**Task requirements**
Pictures aside, write out every record exactly as it appears.

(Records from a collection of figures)

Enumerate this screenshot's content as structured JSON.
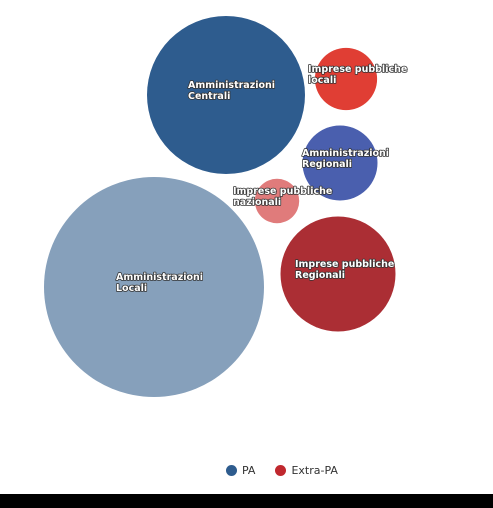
{
  "chart_data": {
    "type": "bubble",
    "title": "",
    "series": [
      {
        "name": "PA",
        "color": "#2e5c8e",
        "points": [
          {
            "label_lines": [
              "Amministrazioni",
              "Centrali"
            ],
            "value": 100,
            "color": "#2e5c8e"
          },
          {
            "label_lines": [
              "Amministrazioni",
              "Regionali"
            ],
            "value": 22.5,
            "color": "#4a5fae"
          },
          {
            "label_lines": [
              "Amministrazioni",
              "Locali"
            ],
            "value": 194,
            "color": "#86a0bb"
          }
        ]
      },
      {
        "name": "Extra-PA",
        "color": "#c0282e",
        "points": [
          {
            "label_lines": [
              "Imprese pubbliche",
              "locali"
            ],
            "value": 15.5,
            "color": "#e03e34"
          },
          {
            "label_lines": [
              "Imprese pubbliche",
              "nazionali"
            ],
            "value": 7.9,
            "color": "#e07b7b"
          },
          {
            "label_lines": [
              "Imprese pubbliche",
              "Regionali"
            ],
            "value": 53,
            "color": "#ab2e34"
          }
        ]
      }
    ],
    "legend": {
      "position": "bottom-center"
    }
  },
  "legend": {
    "items": [
      {
        "label": "PA",
        "color": "#2e5c8e"
      },
      {
        "label": "Extra-PA",
        "color": "#c0282e"
      }
    ]
  }
}
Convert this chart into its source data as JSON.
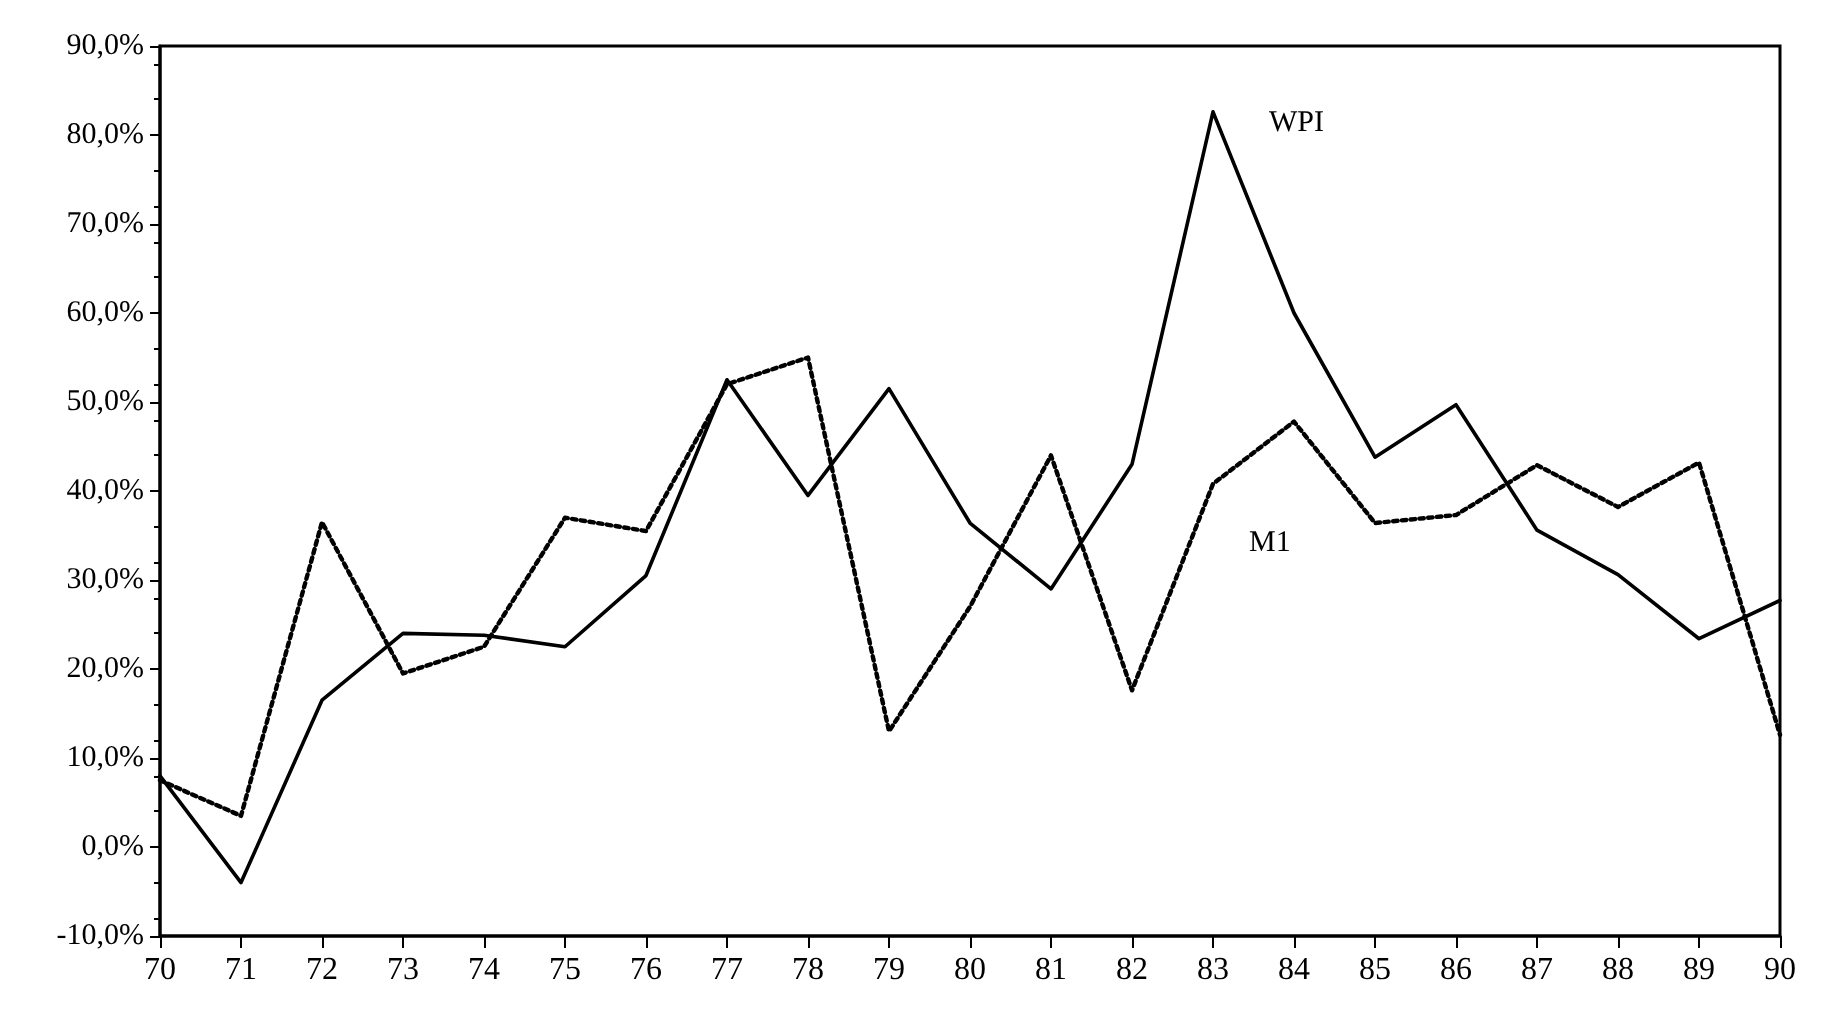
{
  "chart_data": {
    "type": "line",
    "x": [
      70,
      71,
      72,
      73,
      74,
      75,
      76,
      77,
      78,
      79,
      80,
      81,
      82,
      83,
      84,
      85,
      86,
      87,
      88,
      89,
      90
    ],
    "series": [
      {
        "name": "WPI",
        "color": "#000000",
        "line_style": "solid",
        "values": [
          8,
          -4,
          16.5,
          24,
          23.8,
          22.5,
          30.5,
          52.5,
          39.5,
          51.5,
          36.4,
          29,
          43,
          82.6,
          60,
          43.8,
          49.7,
          35.6,
          30.6,
          23.4,
          27.7
        ]
      },
      {
        "name": "M1",
        "color": "#000000",
        "line_style": "dotted",
        "values": [
          7.5,
          3.5,
          36.5,
          19.5,
          22.5,
          37,
          35.5,
          52,
          55,
          13,
          27,
          44,
          17.6,
          40.8,
          47.8,
          36.4,
          37.3,
          42.9,
          38.2,
          43.2,
          12.6
        ]
      }
    ],
    "xlim": [
      70,
      90
    ],
    "xticks": [
      70,
      71,
      72,
      73,
      74,
      75,
      76,
      77,
      78,
      79,
      80,
      81,
      82,
      83,
      84,
      85,
      86,
      87,
      88,
      89,
      90
    ],
    "ylim": [
      -10,
      90
    ],
    "yticks": [
      {
        "value": -10,
        "label": "-10,0%"
      },
      {
        "value": 0,
        "label": "0,0%"
      },
      {
        "value": 10,
        "label": "10,0%"
      },
      {
        "value": 20,
        "label": "20,0%"
      },
      {
        "value": 30,
        "label": "30,0%"
      },
      {
        "value": 40,
        "label": "40,0%"
      },
      {
        "value": 50,
        "label": "50,0%"
      },
      {
        "value": 60,
        "label": "60,0%"
      },
      {
        "value": 70,
        "label": "70,0%"
      },
      {
        "value": 80,
        "label": "80,0%"
      },
      {
        "value": 90,
        "label": "90,0%"
      }
    ],
    "grid": false,
    "legend": false,
    "marker": "none"
  }
}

**Output**
Enumerate this screenshot's content as structured JSON.
{
  "chart_data": {
    "type": "bubble",
    "title": "",
    "series": [
      {
        "name": "PA",
        "color": "#2e5c8e",
        "points": [
          {
            "label_lines": [
              "Amministrazioni",
              "Centrali"
            ],
            "value": 100,
            "color": "#2e5c8e"
          },
          {
            "label_lines": [
              "Amministrazioni",
              "Regionali"
            ],
            "value": 22.5,
            "color": "#4a5fae"
          },
          {
            "label_lines": [
              "Amministrazioni",
              "Locali"
            ],
            "value": 194,
            "color": "#86a0bb"
          }
        ]
      },
      {
        "name": "Extra-PA",
        "color": "#c0282e",
        "points": [
          {
            "label_lines": [
              "Imprese pubbliche",
              "locali"
            ],
            "value": 15.5,
            "color": "#e03e34"
          },
          {
            "label_lines": [
              "Imprese pubbliche",
              "nazionali"
            ],
            "value": 7.9,
            "color": "#e07b7b"
          },
          {
            "label_lines": [
              "Imprese pubbliche",
              "Regionali"
            ],
            "value": 53,
            "color": "#ab2e34"
          }
        ]
      }
    ],
    "legend": {
      "position": "bottom-center"
    }
  },
  "legend": {
    "items": [
      {
        "label": "PA",
        "color": "#2e5c8e"
      },
      {
        "label": "Extra-PA",
        "color": "#c0282e"
      }
    ]
  }
}
Convert this chart into its source data as JSON.
{
  "chart_data": {
    "type": "line",
    "x": [
      70,
      71,
      72,
      73,
      74,
      75,
      76,
      77,
      78,
      79,
      80,
      81,
      82,
      83,
      84,
      85,
      86,
      87,
      88,
      89,
      90
    ],
    "series": [
      {
        "name": "WPI",
        "color": "#000000",
        "line_style": "solid",
        "values": [
          8,
          -4,
          16.5,
          24,
          23.8,
          22.5,
          30.5,
          52.5,
          39.5,
          51.5,
          36.4,
          29,
          43,
          82.6,
          60,
          43.8,
          49.7,
          35.6,
          30.6,
          23.4,
          27.7
        ]
      },
      {
        "name": "M1",
        "color": "#000000",
        "line_style": "dotted",
        "values": [
          7.5,
          3.5,
          36.5,
          19.5,
          22.5,
          37,
          35.5,
          52,
          55,
          13,
          27,
          44,
          17.6,
          40.8,
          47.8,
          36.4,
          37.3,
          42.9,
          38.2,
          43.2,
          12.6
        ]
      }
    ],
    "xlim": [
      70,
      90
    ],
    "xticks": [
      70,
      71,
      72,
      73,
      74,
      75,
      76,
      77,
      78,
      79,
      80,
      81,
      82,
      83,
      84,
      85,
      86,
      87,
      88,
      89,
      90
    ],
    "ylim": [
      -10,
      90
    ],
    "yticks": [
      {
        "value": -10,
        "label": "-10,0%"
      },
      {
        "value": 0,
        "label": "0,0%"
      },
      {
        "value": 10,
        "label": "10,0%"
      },
      {
        "value": 20,
        "label": "20,0%"
      },
      {
        "value": 30,
        "label": "30,0%"
      },
      {
        "value": 40,
        "label": "40,0%"
      },
      {
        "value": 50,
        "label": "50,0%"
      },
      {
        "value": 60,
        "label": "60,0%"
      },
      {
        "value": 70,
        "label": "70,0%"
      },
      {
        "value": 80,
        "label": "80,0%"
      },
      {
        "value": 90,
        "label": "90,0%"
      }
    ],
    "grid": false,
    "legend": false,
    "marker": "none"
  }
}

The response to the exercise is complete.